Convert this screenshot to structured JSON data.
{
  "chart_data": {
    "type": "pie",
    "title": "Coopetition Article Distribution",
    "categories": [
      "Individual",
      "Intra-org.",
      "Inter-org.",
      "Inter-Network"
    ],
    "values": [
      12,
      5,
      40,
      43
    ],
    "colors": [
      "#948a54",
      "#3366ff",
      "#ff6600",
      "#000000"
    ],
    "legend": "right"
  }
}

Exercise: Reproduce the full listing exactly.

Full answer:
Convert this screenshot to structured JSON data.
{
  "chart_data": {
    "type": "pie",
    "title": "Coopetition Article Distribution",
    "categories": [
      "Individual",
      "Intra-org.",
      "Inter-org.",
      "Inter-Network"
    ],
    "values": [
      12,
      5,
      40,
      43
    ],
    "colors": [
      "#948a54",
      "#3366ff",
      "#ff6600",
      "#000000"
    ],
    "legend": "right"
  }
}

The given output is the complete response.